[Dataset excerpt]
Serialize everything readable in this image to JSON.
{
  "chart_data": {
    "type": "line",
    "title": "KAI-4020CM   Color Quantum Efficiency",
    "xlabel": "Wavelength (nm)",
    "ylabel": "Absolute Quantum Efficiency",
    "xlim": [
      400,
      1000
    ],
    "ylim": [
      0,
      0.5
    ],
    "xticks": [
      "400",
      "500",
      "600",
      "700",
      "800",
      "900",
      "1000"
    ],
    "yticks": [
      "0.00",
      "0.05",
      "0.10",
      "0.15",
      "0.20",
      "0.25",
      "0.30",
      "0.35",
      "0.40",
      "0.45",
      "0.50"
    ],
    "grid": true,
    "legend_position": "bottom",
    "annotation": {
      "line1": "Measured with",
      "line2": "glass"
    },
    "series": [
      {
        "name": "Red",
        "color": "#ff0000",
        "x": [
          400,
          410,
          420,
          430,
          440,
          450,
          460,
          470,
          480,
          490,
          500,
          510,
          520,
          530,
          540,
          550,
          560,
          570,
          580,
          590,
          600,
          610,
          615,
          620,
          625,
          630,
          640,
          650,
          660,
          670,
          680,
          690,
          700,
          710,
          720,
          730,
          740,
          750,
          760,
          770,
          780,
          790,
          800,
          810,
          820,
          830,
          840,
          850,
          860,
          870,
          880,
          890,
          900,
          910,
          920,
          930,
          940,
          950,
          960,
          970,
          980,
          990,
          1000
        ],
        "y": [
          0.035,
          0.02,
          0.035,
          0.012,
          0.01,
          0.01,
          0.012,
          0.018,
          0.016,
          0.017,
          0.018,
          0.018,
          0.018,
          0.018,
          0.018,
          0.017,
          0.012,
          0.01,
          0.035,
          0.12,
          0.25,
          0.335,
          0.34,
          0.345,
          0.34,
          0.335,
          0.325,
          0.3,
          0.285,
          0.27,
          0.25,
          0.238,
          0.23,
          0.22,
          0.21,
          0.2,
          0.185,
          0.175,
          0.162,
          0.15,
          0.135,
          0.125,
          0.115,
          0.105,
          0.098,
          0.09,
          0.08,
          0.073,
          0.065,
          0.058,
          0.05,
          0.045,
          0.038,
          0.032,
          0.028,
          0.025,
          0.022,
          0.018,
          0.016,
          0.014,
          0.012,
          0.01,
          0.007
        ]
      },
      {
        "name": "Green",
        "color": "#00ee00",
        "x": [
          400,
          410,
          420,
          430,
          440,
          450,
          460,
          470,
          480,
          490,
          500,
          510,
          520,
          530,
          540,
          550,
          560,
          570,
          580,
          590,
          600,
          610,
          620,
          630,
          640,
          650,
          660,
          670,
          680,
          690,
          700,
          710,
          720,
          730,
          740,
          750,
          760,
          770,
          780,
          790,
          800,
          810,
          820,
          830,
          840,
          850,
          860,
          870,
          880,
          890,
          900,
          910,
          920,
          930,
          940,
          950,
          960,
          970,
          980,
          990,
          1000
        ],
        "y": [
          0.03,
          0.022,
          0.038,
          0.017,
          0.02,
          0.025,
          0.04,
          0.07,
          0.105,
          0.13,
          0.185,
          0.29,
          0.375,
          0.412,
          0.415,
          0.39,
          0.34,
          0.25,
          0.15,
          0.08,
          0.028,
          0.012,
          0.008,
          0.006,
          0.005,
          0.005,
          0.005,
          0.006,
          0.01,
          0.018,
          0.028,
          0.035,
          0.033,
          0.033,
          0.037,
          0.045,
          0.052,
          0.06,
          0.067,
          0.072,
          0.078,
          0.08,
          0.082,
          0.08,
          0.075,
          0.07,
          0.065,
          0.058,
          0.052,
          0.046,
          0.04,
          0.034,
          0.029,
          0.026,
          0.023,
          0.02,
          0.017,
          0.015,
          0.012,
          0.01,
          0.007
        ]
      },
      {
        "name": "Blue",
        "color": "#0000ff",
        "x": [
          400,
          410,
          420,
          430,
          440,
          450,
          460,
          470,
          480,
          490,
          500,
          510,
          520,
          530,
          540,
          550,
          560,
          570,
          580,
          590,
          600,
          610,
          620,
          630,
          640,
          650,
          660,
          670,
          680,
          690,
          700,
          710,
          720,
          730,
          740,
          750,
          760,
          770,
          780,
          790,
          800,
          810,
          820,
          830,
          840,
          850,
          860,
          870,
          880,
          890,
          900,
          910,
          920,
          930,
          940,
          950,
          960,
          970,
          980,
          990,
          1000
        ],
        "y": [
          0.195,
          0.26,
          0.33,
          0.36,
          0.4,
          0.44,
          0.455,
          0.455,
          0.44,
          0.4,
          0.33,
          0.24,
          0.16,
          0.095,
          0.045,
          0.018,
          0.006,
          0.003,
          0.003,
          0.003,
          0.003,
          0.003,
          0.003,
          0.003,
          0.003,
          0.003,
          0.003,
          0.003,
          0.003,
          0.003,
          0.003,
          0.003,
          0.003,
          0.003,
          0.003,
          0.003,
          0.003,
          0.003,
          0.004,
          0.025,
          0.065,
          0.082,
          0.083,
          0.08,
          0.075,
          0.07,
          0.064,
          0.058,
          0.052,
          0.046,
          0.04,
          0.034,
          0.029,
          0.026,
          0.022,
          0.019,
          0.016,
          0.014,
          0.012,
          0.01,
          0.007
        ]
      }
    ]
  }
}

→ **JOB**
From the data above, copy each line where the string "Quantum" appears.

→ **RESULT OF THE TASK**
    "title": "KAI-4020CM   Color Quantum Efficiency",
    "ylabel": "Absolute Quantum Efficiency",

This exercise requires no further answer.